• _Collected data_
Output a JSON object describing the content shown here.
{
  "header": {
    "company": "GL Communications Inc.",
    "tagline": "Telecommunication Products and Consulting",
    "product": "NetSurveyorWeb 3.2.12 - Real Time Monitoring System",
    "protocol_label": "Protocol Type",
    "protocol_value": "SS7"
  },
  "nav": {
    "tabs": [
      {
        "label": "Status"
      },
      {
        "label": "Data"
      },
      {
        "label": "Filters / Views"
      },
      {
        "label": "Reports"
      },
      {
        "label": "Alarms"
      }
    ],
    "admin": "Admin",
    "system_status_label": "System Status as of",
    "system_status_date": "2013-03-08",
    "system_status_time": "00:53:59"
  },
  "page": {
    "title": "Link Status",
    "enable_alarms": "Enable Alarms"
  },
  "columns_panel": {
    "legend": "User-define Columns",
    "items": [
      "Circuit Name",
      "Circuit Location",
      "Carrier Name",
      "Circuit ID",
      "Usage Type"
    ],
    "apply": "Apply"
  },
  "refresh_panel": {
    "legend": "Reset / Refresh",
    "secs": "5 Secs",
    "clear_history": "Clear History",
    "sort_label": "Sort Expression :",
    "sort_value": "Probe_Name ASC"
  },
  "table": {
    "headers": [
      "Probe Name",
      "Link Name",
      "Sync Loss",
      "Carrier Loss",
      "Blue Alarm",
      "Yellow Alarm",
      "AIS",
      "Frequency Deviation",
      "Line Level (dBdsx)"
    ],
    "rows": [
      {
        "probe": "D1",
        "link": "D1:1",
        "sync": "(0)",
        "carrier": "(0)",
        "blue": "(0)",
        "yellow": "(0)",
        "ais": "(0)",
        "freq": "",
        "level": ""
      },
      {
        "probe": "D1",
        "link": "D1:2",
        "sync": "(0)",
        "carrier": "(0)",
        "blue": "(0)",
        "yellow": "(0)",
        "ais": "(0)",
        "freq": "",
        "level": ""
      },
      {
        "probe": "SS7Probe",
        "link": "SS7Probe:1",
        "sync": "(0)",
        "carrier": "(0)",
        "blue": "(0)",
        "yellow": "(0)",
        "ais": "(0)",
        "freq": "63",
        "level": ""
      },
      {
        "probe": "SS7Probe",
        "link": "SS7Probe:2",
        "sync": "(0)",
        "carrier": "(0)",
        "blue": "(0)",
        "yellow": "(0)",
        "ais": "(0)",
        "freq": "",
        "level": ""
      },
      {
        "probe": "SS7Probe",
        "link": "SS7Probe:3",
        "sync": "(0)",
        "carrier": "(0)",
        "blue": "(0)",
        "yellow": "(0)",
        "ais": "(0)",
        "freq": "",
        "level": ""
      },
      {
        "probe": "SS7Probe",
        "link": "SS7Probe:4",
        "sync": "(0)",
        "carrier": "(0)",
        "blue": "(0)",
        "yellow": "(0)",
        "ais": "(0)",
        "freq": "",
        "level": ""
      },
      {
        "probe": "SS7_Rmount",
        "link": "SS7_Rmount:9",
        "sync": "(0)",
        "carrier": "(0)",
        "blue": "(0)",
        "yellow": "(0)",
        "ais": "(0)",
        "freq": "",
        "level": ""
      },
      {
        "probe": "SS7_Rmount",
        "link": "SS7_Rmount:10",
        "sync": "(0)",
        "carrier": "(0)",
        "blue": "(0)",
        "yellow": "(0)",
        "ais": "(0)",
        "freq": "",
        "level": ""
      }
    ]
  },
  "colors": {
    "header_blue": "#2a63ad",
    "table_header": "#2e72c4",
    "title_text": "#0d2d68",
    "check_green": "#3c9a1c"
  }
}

• _EXERCISE REQUIREMENTS_
Return each entry from the material above exactly as it appears.

• _WRITTEN ANSWER_
Output a JSON object describing the content shown here.
{
  "header": {
    "company": "GL Communications Inc.",
    "tagline": "Telecommunication Products and Consulting",
    "product": "NetSurveyorWeb 3.2.12 - Real Time Monitoring System",
    "protocol_label": "Protocol Type",
    "protocol_value": "SS7"
  },
  "nav": {
    "tabs": [
      {
        "label": "Status"
      },
      {
        "label": "Data"
      },
      {
        "label": "Filters / Views"
      },
      {
        "label": "Reports"
      },
      {
        "label": "Alarms"
      }
    ],
    "admin": "Admin",
    "system_status_label": "System Status as of",
    "system_status_date": "2013-03-08",
    "system_status_time": "00:53:59"
  },
  "page": {
    "title": "Link Status",
    "enable_alarms": "Enable Alarms"
  },
  "columns_panel": {
    "legend": "User-define Columns",
    "items": [
      "Circuit Name",
      "Circuit Location",
      "Carrier Name",
      "Circuit ID",
      "Usage Type"
    ],
    "apply": "Apply"
  },
  "refresh_panel": {
    "legend": "Reset / Refresh",
    "secs": "5 Secs",
    "clear_history": "Clear History",
    "sort_label": "Sort Expression :",
    "sort_value": "Probe_Name ASC"
  },
  "table": {
    "headers": [
      "Probe Name",
      "Link Name",
      "Sync Loss",
      "Carrier Loss",
      "Blue Alarm",
      "Yellow Alarm",
      "AIS",
      "Frequency Deviation",
      "Line Level (dBdsx)"
    ],
    "rows": [
      {
        "probe": "D1",
        "link": "D1:1",
        "sync": "(0)",
        "carrier": "(0)",
        "blue": "(0)",
        "yellow": "(0)",
        "ais": "(0)",
        "freq": "",
        "level": ""
      },
      {
        "probe": "D1",
        "link": "D1:2",
        "sync": "(0)",
        "carrier": "(0)",
        "blue": "(0)",
        "yellow": "(0)",
        "ais": "(0)",
        "freq": "",
        "level": ""
      },
      {
        "probe": "SS7Probe",
        "link": "SS7Probe:1",
        "sync": "(0)",
        "carrier": "(0)",
        "blue": "(0)",
        "yellow": "(0)",
        "ais": "(0)",
        "freq": "63",
        "level": ""
      },
      {
        "probe": "SS7Probe",
        "link": "SS7Probe:2",
        "sync": "(0)",
        "carrier": "(0)",
        "blue": "(0)",
        "yellow": "(0)",
        "ais": "(0)",
        "freq": "",
        "level": ""
      },
      {
        "probe": "SS7Probe",
        "link": "SS7Probe:3",
        "sync": "(0)",
        "carrier": "(0)",
        "blue": "(0)",
        "yellow": "(0)",
        "ais": "(0)",
        "freq": "",
        "level": ""
      },
      {
        "probe": "SS7Probe",
        "link": "SS7Probe:4",
        "sync": "(0)",
        "carrier": "(0)",
        "blue": "(0)",
        "yellow": "(0)",
        "ais": "(0)",
        "freq": "",
        "level": ""
      },
      {
        "probe": "SS7_Rmount",
        "link": "SS7_Rmount:9",
        "sync": "(0)",
        "carrier": "(0)",
        "blue": "(0)",
        "yellow": "(0)",
        "ais": "(0)",
        "freq": "",
        "level": ""
      },
      {
        "probe": "SS7_Rmount",
        "link": "SS7_Rmount:10",
        "sync": "(0)",
        "carrier": "(0)",
        "blue": "(0)",
        "yellow": "(0)",
        "ais": "(0)",
        "freq": "",
        "level": ""
      }
    ]
  },
  "colors": {
    "header_blue": "#2a63ad",
    "table_header": "#2e72c4",
    "title_text": "#0d2d68",
    "check_green": "#3c9a1c"
  }
}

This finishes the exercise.